_Listed records_:
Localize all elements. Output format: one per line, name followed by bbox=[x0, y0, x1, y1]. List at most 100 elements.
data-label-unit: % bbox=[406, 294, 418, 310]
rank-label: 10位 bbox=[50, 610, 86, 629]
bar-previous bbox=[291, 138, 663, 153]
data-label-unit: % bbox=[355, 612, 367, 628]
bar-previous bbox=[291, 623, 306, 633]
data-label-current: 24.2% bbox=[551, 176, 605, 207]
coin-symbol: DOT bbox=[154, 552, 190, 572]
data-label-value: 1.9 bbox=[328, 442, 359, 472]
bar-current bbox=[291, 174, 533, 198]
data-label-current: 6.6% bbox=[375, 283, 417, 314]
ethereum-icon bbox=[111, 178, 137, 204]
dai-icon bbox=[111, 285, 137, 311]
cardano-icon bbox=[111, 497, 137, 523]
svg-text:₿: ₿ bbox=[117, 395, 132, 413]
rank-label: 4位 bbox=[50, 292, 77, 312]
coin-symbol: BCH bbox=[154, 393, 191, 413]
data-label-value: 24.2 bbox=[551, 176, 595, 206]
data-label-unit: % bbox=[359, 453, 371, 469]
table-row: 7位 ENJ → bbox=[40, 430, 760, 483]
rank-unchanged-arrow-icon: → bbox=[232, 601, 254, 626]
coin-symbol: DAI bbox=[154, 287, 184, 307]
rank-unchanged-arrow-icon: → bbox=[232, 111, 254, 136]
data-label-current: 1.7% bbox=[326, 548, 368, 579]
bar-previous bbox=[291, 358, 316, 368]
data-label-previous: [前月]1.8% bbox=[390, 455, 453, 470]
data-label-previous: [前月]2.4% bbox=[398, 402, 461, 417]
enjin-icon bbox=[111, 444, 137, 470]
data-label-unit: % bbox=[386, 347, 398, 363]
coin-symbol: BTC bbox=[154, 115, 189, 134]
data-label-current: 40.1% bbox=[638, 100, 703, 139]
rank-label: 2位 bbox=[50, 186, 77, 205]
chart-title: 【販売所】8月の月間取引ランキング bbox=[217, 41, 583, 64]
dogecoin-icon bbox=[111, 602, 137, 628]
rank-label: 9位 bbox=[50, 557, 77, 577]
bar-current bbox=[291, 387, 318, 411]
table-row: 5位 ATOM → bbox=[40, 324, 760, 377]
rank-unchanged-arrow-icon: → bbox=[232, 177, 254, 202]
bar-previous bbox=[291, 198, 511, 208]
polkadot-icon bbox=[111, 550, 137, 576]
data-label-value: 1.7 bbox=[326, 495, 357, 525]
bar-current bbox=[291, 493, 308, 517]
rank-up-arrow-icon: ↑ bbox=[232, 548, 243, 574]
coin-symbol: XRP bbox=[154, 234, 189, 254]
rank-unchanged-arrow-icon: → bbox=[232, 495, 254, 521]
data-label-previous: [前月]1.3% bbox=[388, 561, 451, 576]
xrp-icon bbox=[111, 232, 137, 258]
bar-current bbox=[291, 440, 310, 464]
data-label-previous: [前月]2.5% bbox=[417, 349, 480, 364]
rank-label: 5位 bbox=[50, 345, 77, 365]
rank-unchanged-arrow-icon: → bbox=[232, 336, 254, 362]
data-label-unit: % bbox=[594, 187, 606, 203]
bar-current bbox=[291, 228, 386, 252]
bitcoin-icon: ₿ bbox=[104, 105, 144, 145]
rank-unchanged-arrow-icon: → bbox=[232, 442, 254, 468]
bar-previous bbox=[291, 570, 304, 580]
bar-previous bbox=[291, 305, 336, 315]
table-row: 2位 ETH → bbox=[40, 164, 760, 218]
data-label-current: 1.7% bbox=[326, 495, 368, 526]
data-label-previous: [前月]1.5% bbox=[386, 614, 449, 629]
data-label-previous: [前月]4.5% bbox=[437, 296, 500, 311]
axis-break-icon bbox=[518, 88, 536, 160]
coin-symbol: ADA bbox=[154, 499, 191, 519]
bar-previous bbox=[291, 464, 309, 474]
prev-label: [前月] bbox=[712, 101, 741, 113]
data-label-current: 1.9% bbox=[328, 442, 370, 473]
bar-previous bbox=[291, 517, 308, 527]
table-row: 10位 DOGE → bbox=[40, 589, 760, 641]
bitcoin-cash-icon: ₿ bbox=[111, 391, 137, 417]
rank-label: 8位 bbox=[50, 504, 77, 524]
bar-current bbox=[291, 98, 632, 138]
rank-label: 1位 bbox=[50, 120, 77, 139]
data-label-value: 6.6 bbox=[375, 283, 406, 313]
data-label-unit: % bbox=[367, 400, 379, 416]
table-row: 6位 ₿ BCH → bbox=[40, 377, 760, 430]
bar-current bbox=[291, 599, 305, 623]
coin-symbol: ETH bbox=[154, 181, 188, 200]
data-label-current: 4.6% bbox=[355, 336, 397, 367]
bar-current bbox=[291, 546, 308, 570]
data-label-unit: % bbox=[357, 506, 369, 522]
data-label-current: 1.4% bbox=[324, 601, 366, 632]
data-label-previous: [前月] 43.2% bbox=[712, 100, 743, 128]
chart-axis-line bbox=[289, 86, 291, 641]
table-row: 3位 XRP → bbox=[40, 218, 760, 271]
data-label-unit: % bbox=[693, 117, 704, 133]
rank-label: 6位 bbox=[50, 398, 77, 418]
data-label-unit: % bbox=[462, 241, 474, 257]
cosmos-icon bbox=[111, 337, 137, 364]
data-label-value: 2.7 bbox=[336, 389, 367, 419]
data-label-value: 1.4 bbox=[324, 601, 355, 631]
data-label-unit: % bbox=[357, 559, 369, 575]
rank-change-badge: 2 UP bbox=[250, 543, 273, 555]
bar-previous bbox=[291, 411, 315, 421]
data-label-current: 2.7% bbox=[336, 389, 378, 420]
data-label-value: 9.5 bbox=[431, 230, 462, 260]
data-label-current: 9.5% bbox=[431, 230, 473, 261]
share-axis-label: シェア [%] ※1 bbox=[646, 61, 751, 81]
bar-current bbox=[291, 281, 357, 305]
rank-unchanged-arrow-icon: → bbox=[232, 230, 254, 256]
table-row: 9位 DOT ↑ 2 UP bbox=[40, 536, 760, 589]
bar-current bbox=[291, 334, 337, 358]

_Given request_: Show every line of the data above that contains the string "unit". Case counts.

_Reply to the exercise_:
data-label-unit: % bbox=[406, 294, 418, 310]
data-label-unit: % bbox=[355, 612, 367, 628]
data-label-unit: % bbox=[359, 453, 371, 469]
data-label-unit: % bbox=[386, 347, 398, 363]
data-label-unit: % bbox=[594, 187, 606, 203]
data-label-unit: % bbox=[367, 400, 379, 416]
data-label-unit: % bbox=[357, 506, 369, 522]
data-label-unit: % bbox=[693, 117, 704, 133]
data-label-unit: % bbox=[462, 241, 474, 257]
data-label-unit: % bbox=[357, 559, 369, 575]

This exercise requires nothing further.